◆ Extracted entries:
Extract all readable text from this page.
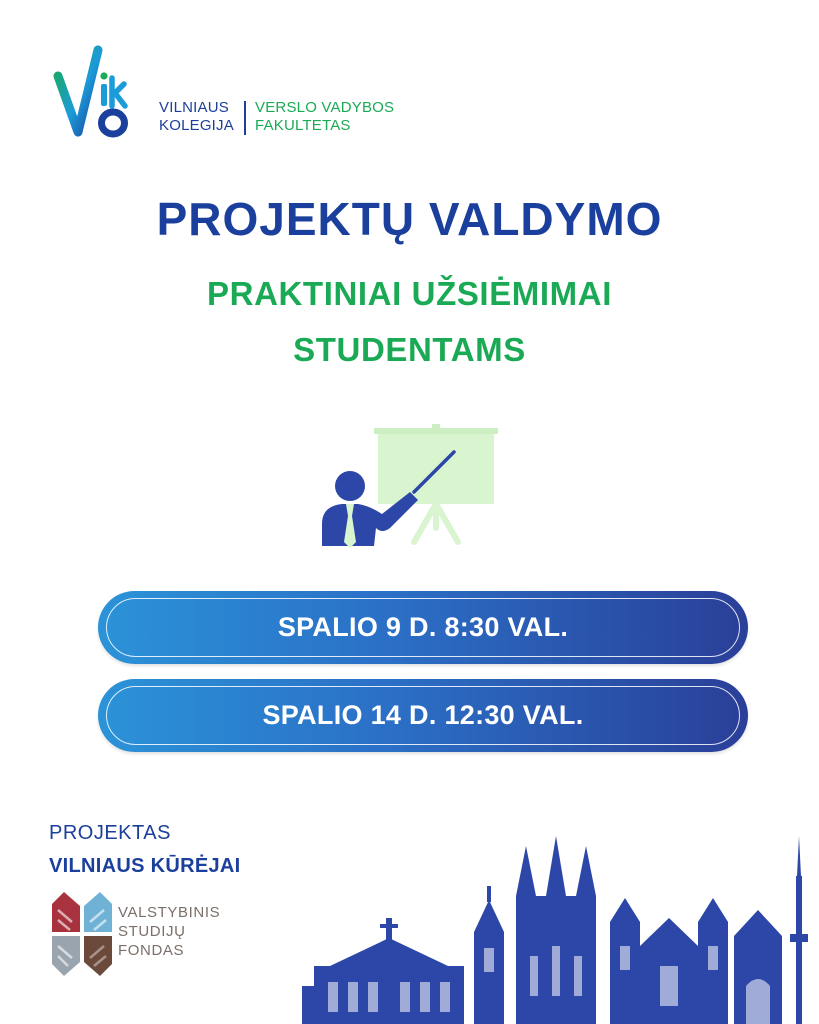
VILNIAUS
KOLEGIJA
VERSLO VADYBOS
FAKULTETAS
PROJEKTŲ VALDYMO
PRAKTINIAI UŽSIĖMIMAI
STUDENTAMS
SPALIO 9 D. 8:30 VAL.
SPALIO 14 D. 12:30 VAL.
PROJEKTAS
VILNIAUS KŪRĖJAI
VALSTYBINIS
STUDIJŲ
FONDAS
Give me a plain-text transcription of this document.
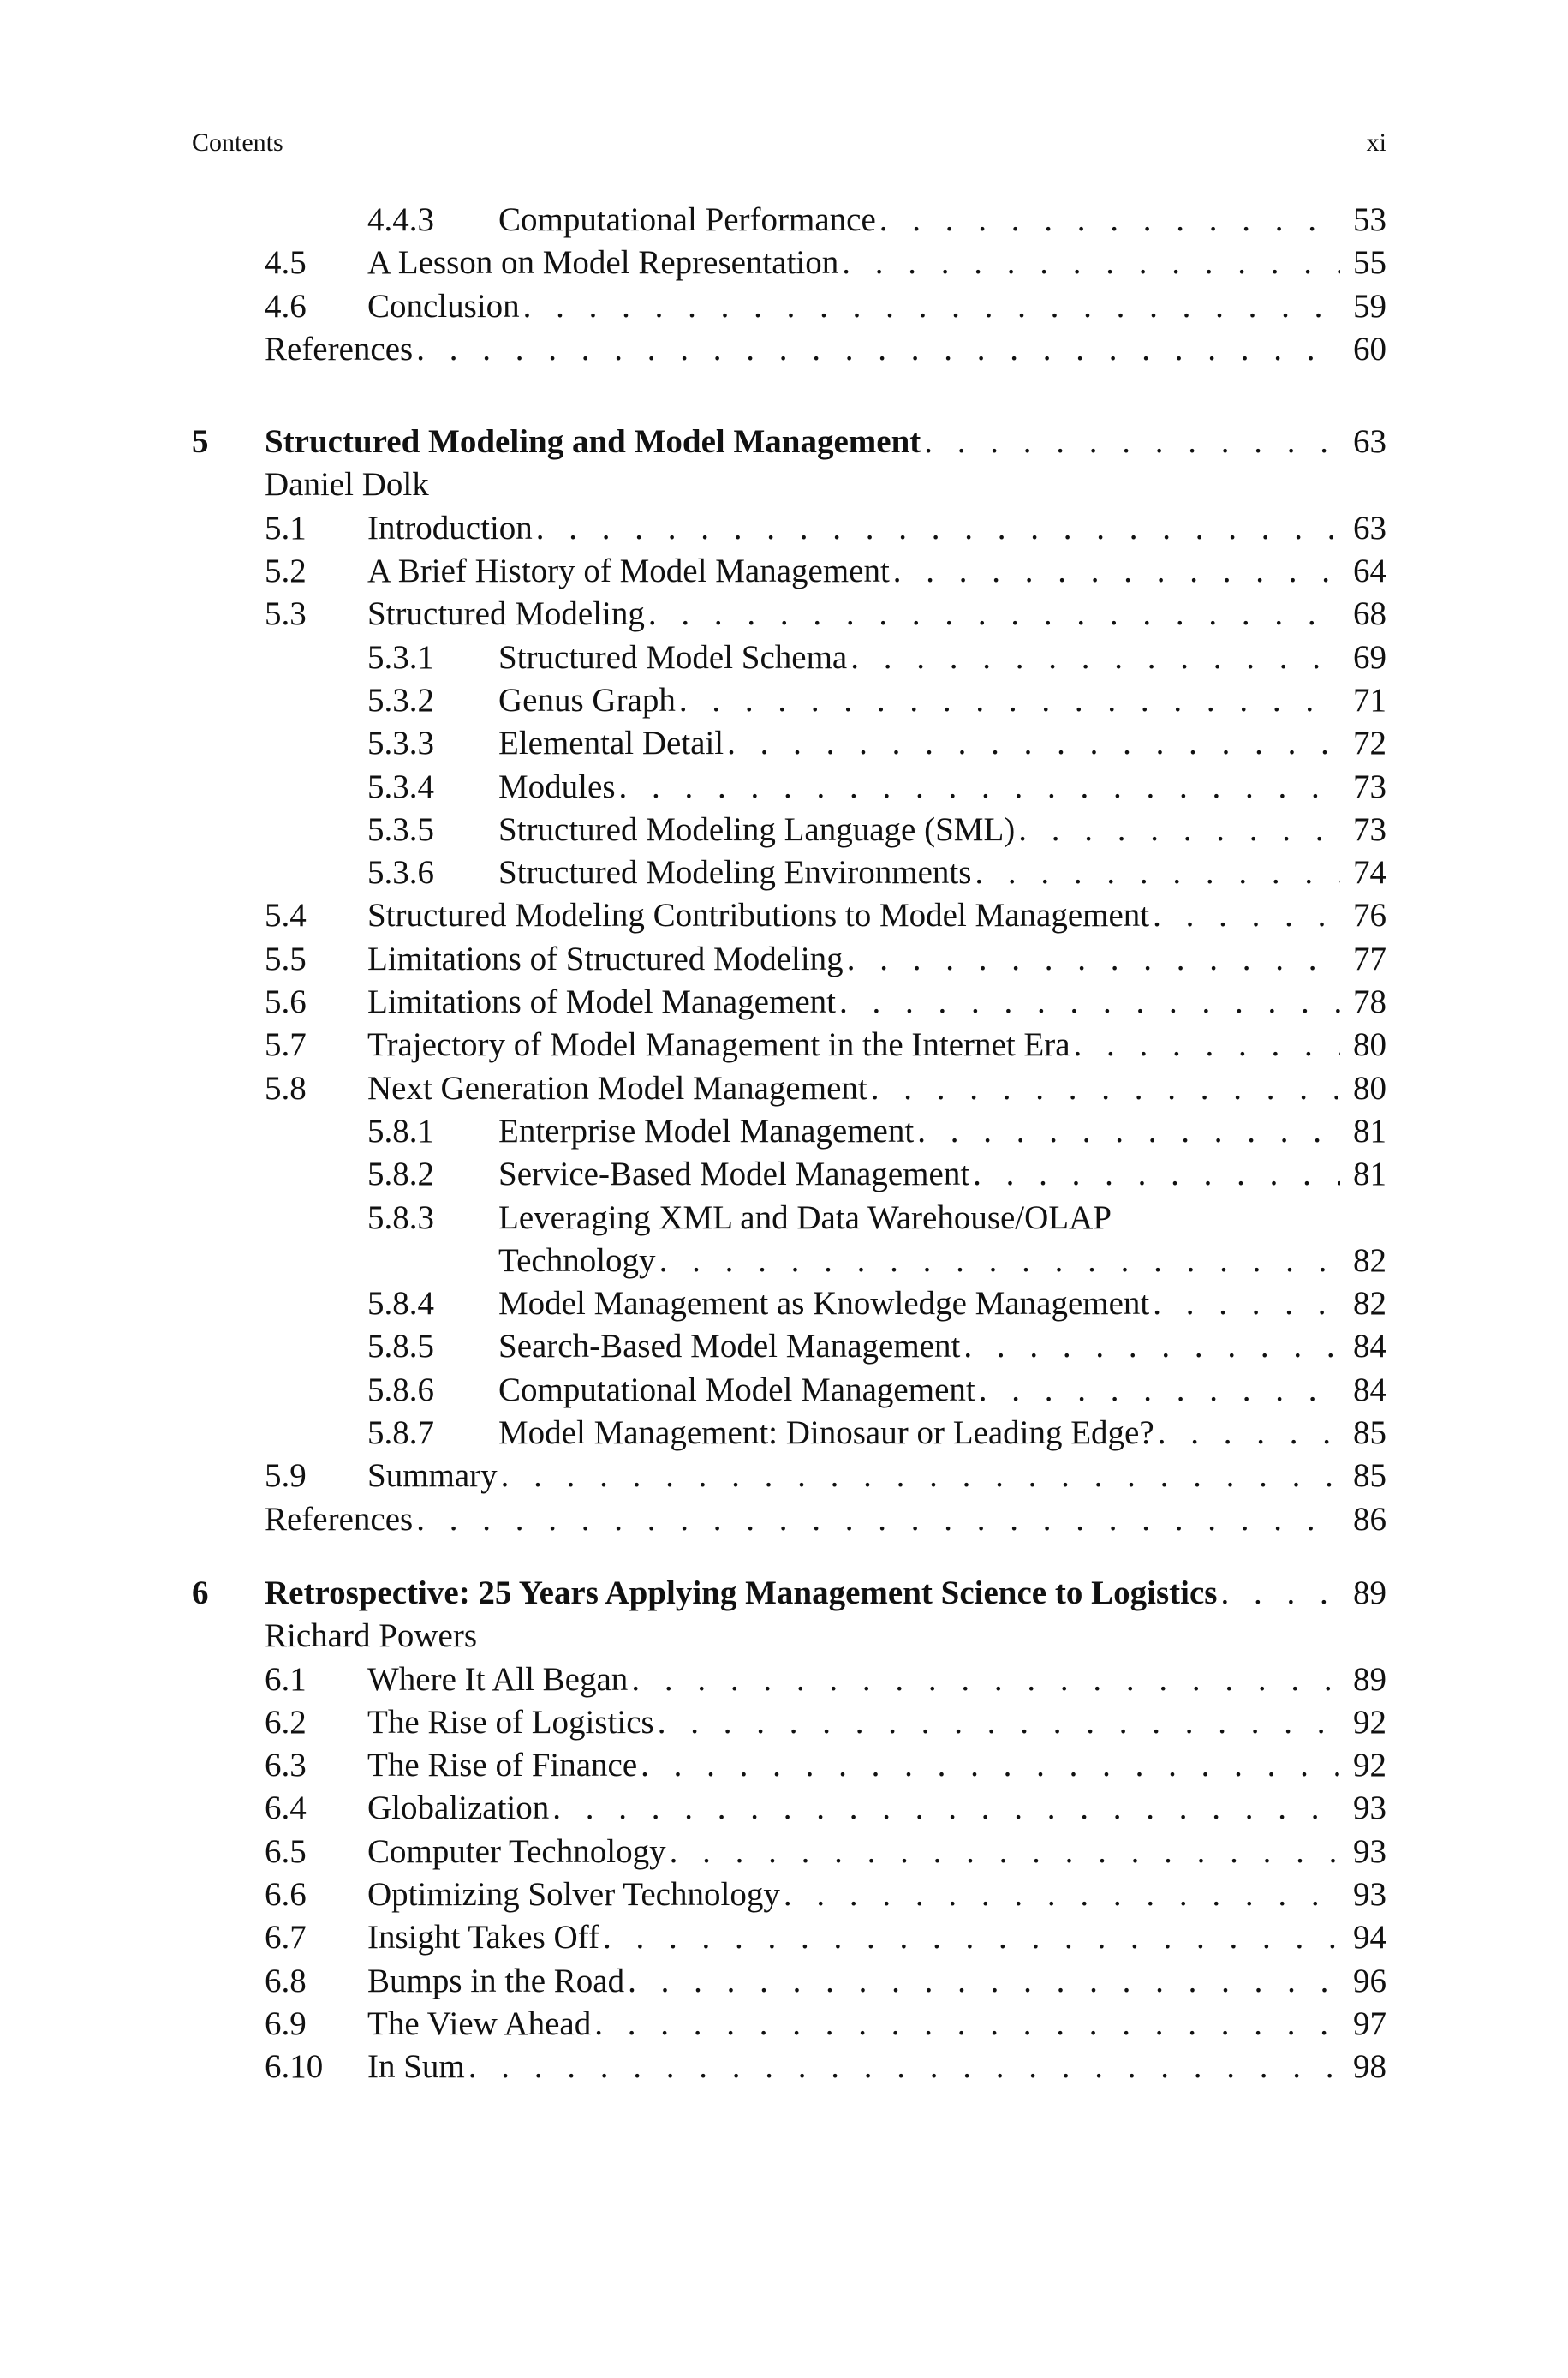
Contents	xi
4.4.3 Computational Performance . . .	53
4.5 A Lesson on Model Representation . . .	55
4.6 Conclusion . . .	59
References . . .	60
5 Structured Modeling and Model Management . . .	63
Daniel Dolk
5.1 Introduction . . .	63
5.2 A Brief History of Model Management . . .	64
5.3 Structured Modeling . . .	68
5.3.1 Structured Model Schema . . .	69
5.3.2 Genus Graph . . .	71
5.3.3 Elemental Detail . . .	72
5.3.4 Modules . . .	73
5.3.5 Structured Modeling Language (SML) . . .	73
5.3.6 Structured Modeling Environments . . .	74
5.4 Structured Modeling Contributions to Model Management . . .	76
5.5 Limitations of Structured Modeling . . .	77
5.6 Limitations of Model Management . . .	78
5.7 Trajectory of Model Management in the Internet Era . . .	80
5.8 Next Generation Model Management . . .	80
5.8.1 Enterprise Model Management . . .	81
5.8.2 Service-Based Model Management . . .	81
5.8.3 Leveraging XML and Data Warehouse/OLAP
Technology . . .	82
5.8.4 Model Management as Knowledge Management . . .	82
5.8.5 Search-Based Model Management . . .	84
5.8.6 Computational Model Management . . .	84
5.8.7 Model Management: Dinosaur or Leading Edge? . . .	85
5.9 Summary . . .	85
References . . .	86
6 Retrospective: 25 Years Applying Management Science to Logistics . . .	89
Richard Powers
6.1 Where It All Began . . .	89
6.2 The Rise of Logistics . . .	92
6.3 The Rise of Finance . . .	92
6.4 Globalization . . .	93
6.5 Computer Technology . . .	93
6.6 Optimizing Solver Technology . . .	93
6.7 Insight Takes Off . . .	94
6.8 Bumps in the Road . . .	96
6.9 The View Ahead . . .	97
6.10 In Sum . . .	98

◆ Short problem:
Show the lines that mention the word "Modeling".

◆ Output of the task:
5 Structured Modeling and Model Management . . .	63
5.3 Structured Modeling . . .	68
5.3.5 Structured Modeling Language (SML) . . .	73
5.3.6 Structured Modeling Environments . . .	74
5.4 Structured Modeling Contributions to Model Management . . .	76
5.5 Limitations of Structured Modeling . . .	77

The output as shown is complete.